== Listed records ==

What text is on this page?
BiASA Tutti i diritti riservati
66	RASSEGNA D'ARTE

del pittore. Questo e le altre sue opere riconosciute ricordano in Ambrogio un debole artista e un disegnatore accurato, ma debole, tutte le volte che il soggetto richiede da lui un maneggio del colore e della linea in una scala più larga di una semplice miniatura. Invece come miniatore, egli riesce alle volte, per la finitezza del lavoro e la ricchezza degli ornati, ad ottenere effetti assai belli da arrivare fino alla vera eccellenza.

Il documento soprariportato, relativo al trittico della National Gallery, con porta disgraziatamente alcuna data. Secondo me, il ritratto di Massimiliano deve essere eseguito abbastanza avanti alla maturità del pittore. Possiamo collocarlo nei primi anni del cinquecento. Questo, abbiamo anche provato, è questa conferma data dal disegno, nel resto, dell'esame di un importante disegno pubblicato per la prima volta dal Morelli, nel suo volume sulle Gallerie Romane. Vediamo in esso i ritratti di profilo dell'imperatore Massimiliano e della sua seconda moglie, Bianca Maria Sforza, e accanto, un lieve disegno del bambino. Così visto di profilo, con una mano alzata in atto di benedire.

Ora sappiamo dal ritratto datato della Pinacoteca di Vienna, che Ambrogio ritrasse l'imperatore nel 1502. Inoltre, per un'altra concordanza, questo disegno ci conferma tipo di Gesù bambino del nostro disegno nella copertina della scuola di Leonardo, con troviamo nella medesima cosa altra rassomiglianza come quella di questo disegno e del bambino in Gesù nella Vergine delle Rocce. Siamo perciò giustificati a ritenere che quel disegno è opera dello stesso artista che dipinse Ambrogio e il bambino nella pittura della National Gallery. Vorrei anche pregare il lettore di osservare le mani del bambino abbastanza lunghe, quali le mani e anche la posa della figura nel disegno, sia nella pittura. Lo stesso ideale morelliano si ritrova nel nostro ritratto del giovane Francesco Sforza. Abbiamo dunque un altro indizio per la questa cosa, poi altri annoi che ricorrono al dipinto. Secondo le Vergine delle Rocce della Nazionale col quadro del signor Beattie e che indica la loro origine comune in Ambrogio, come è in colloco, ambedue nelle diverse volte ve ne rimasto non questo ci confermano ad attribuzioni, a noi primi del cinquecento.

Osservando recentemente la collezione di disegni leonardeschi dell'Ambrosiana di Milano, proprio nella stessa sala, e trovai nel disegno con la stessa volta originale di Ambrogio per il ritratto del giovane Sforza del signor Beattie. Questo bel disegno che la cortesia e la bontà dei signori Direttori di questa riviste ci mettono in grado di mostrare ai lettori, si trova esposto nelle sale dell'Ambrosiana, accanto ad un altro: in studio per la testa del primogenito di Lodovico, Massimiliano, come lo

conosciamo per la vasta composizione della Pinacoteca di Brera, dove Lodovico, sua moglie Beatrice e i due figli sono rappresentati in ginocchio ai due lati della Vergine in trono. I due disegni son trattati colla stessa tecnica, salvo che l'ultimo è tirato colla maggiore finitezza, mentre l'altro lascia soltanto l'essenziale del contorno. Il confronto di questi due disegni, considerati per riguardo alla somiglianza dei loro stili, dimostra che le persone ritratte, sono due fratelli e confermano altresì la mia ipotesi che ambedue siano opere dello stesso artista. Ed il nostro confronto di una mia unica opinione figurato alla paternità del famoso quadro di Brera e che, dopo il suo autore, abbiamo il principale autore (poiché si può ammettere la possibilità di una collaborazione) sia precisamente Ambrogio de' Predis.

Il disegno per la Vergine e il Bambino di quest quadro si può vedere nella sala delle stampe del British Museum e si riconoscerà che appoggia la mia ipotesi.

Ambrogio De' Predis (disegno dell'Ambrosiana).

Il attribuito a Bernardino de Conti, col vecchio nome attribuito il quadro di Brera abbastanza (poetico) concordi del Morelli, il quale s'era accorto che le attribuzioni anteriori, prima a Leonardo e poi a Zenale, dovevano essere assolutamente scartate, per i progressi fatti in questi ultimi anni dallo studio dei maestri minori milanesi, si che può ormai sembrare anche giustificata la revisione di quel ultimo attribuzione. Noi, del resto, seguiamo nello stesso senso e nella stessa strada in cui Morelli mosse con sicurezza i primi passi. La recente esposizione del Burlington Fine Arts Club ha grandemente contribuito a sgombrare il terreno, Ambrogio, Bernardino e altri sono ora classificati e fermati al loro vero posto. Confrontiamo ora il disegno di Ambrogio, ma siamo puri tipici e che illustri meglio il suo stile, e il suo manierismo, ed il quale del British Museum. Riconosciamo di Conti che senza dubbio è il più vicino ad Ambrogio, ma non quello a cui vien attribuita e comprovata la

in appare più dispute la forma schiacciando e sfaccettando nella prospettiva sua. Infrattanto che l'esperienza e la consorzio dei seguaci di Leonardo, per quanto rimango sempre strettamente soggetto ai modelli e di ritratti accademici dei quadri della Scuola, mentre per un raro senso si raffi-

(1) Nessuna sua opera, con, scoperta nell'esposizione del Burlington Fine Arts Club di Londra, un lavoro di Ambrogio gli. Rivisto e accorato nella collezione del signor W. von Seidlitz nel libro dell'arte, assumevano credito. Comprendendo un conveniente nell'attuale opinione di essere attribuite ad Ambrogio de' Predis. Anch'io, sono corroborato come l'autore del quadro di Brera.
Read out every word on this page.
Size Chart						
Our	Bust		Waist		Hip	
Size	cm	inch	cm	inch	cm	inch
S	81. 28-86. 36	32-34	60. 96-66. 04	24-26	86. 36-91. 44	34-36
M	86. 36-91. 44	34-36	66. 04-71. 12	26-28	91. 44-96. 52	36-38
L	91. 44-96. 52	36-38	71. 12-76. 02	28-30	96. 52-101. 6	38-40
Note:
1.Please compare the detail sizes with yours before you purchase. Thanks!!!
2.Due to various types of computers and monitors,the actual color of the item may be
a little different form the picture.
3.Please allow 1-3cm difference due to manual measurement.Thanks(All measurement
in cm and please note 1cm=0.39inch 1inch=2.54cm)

===

## What you are asked to do
Every record shown above must be echoed exactly.

## Expected output
What text is on this page?
BiASA Tutti i diritti riservati
66	RASSEGNA D'ARTE

del pittore. Questo e le altre sue opere riconosciute ricordano in Ambrogio un debole artista e un disegnatore accurato, ma debole, tutte le volte che il soggetto richiede da lui un maneggio del colore e della linea in una scala più larga di una semplice miniatura. Invece come miniatore, egli riesce alle volte, per la finitezza del lavoro e la ricchezza degli ornati, ad ottenere effetti assai belli da arrivare fino alla vera eccellenza.

Il documento soprariportato, relativo al trittico della National Gallery, con porta disgraziatamente alcuna data. Secondo me, il ritratto di Massimiliano deve essere eseguito abbastanza avanti alla maturità del pittore. Possiamo collocarlo nei primi anni del cinquecento. Questo, abbiamo anche provato, è questa conferma data dal disegno, nel resto, dell'esame di un importante disegno pubblicato per la prima volta dal Morelli, nel suo volume sulle Gallerie Romane. Vediamo in esso i ritratti di profilo dell'imperatore Massimiliano e della sua seconda moglie, Bianca Maria Sforza, e accanto, un lieve disegno del bambino. Così visto di profilo, con una mano alzata in atto di benedire.

Ora sappiamo dal ritratto datato della Pinacoteca di Vienna, che Ambrogio ritrasse l'imperatore nel 1502. Inoltre, per un'altra concordanza, questo disegno ci conferma tipo di Gesù bambino del nostro disegno nella copertina della scuola di Leonardo, con troviamo nella medesima cosa altra rassomiglianza come quella di questo disegno e del bambino in Gesù nella Vergine delle Rocce. Siamo perciò giustificati a ritenere che quel disegno è opera dello stesso artista che dipinse Ambrogio e il bambino nella pittura della National Gallery. Vorrei anche pregare il lettore di osservare le mani del bambino abbastanza lunghe, quali le mani e anche la posa della figura nel disegno, sia nella pittura. Lo stesso ideale morelliano si ritrova nel nostro ritratto del giovane Francesco Sforza. Abbiamo dunque un altro indizio per la questa cosa, poi altri annoi che ricorrono al dipinto. Secondo le Vergine delle Rocce della Nazionale col quadro del signor Beattie e che indica la loro origine comune in Ambrogio, come è in colloco, ambedue nelle diverse volte ve ne rimasto non questo ci confermano ad attribuzioni, a noi primi del cinquecento.

Osservando recentemente la collezione di disegni leonardeschi dell'Ambrosiana di Milano, proprio nella stessa sala, e trovai nel disegno con la stessa volta originale di Ambrogio per il ritratto del giovane Sforza del signor Beattie. Questo bel disegno che la cortesia e la bontà dei signori Direttori di questa riviste ci mettono in grado di mostrare ai lettori, si trova esposto nelle sale dell'Ambrosiana, accanto ad un altro: in studio per la testa del primogenito di Lodovico, Massimiliano, come lo

conosciamo per la vasta composizione della Pinacoteca di Brera, dove Lodovico, sua moglie Beatrice e i due figli sono rappresentati in ginocchio ai due lati della Vergine in trono. I due disegni son trattati colla stessa tecnica, salvo che l'ultimo è tirato colla maggiore finitezza, mentre l'altro lascia soltanto l'essenziale del contorno. Il confronto di questi due disegni, considerati per riguardo alla somiglianza dei loro stili, dimostra che le persone ritratte, sono due fratelli e confermano altresì la mia ipotesi che ambedue siano opere dello stesso artista. Ed il nostro confronto di una mia unica opinione figurato alla paternità del famoso quadro di Brera e che, dopo il suo autore, abbiamo il principale autore (poiché si può ammettere la possibilità di una collaborazione) sia precisamente Ambrogio de' Predis.

Il disegno per la Vergine e il Bambino di quest quadro si può vedere nella sala delle stampe del British Museum e si riconoscerà che appoggia la mia ipotesi.

Ambrogio De' Predis (disegno dell'Ambrosiana).

Il attribuito a Bernardino de Conti, col vecchio nome attribuito il quadro di Brera abbastanza (poetico) concordi del Morelli, il quale s'era accorto che le attribuzioni anteriori, prima a Leonardo e poi a Zenale, dovevano essere assolutamente scartate, per i progressi fatti in questi ultimi anni dallo studio dei maestri minori milanesi, si che può ormai sembrare anche giustificata la revisione di quel ultimo attribuzione. Noi, del resto, seguiamo nello stesso senso e nella stessa strada in cui Morelli mosse con sicurezza i primi passi. La recente esposizione del Burlington Fine Arts Club ha grandemente contribuito a sgombrare il terreno, Ambrogio, Bernardino e altri sono ora classificati e fermati al loro vero posto. Confrontiamo ora il disegno di Ambrogio, ma siamo puri tipici e che illustri meglio il suo stile, e il suo manierismo, ed il quale del British Museum. Riconosciamo di Conti che senza dubbio è il più vicino ad Ambrogio, ma non quello a cui vien attribuita e comprovata la

in appare più dispute la forma schiacciando e sfaccettando nella prospettiva sua. Infrattanto che l'esperienza e la consorzio dei seguaci di Leonardo, per quanto rimango sempre strettamente soggetto ai modelli e di ritratti accademici dei quadri della Scuola, mentre per un raro senso si raffi-

(1) Nessuna sua opera, con, scoperta nell'esposizione del Burlington Fine Arts Club di Londra, un lavoro di Ambrogio gli. Rivisto e accorato nella collezione del signor W. von Seidlitz nel libro dell'arte, assumevano credito. Comprendendo un conveniente nell'attuale opinione di essere attribuite ad Ambrogio de' Predis. Anch'io, sono corroborato come l'autore del quadro di Brera.
Read out every word on this page.
Size Chart						
Our	Bust		Waist		Hip	
Size	cm	inch	cm	inch	cm	inch
S	81. 28-86. 36	32-34	60. 96-66. 04	24-26	86. 36-91. 44	34-36
M	86. 36-91. 44	34-36	66. 04-71. 12	26-28	91. 44-96. 52	36-38
L	91. 44-96. 52	36-38	71. 12-76. 02	28-30	96. 52-101. 6	38-40
Note:
1.Please compare the detail sizes with yours before you purchase. Thanks!!!
2.Due to various types of computers and monitors,the actual color of the item may be
a little different form the picture.
3.Please allow 1-3cm difference due to manual measurement.Thanks(All measurement
in cm and please note 1cm=0.39inch 1inch=2.54cm)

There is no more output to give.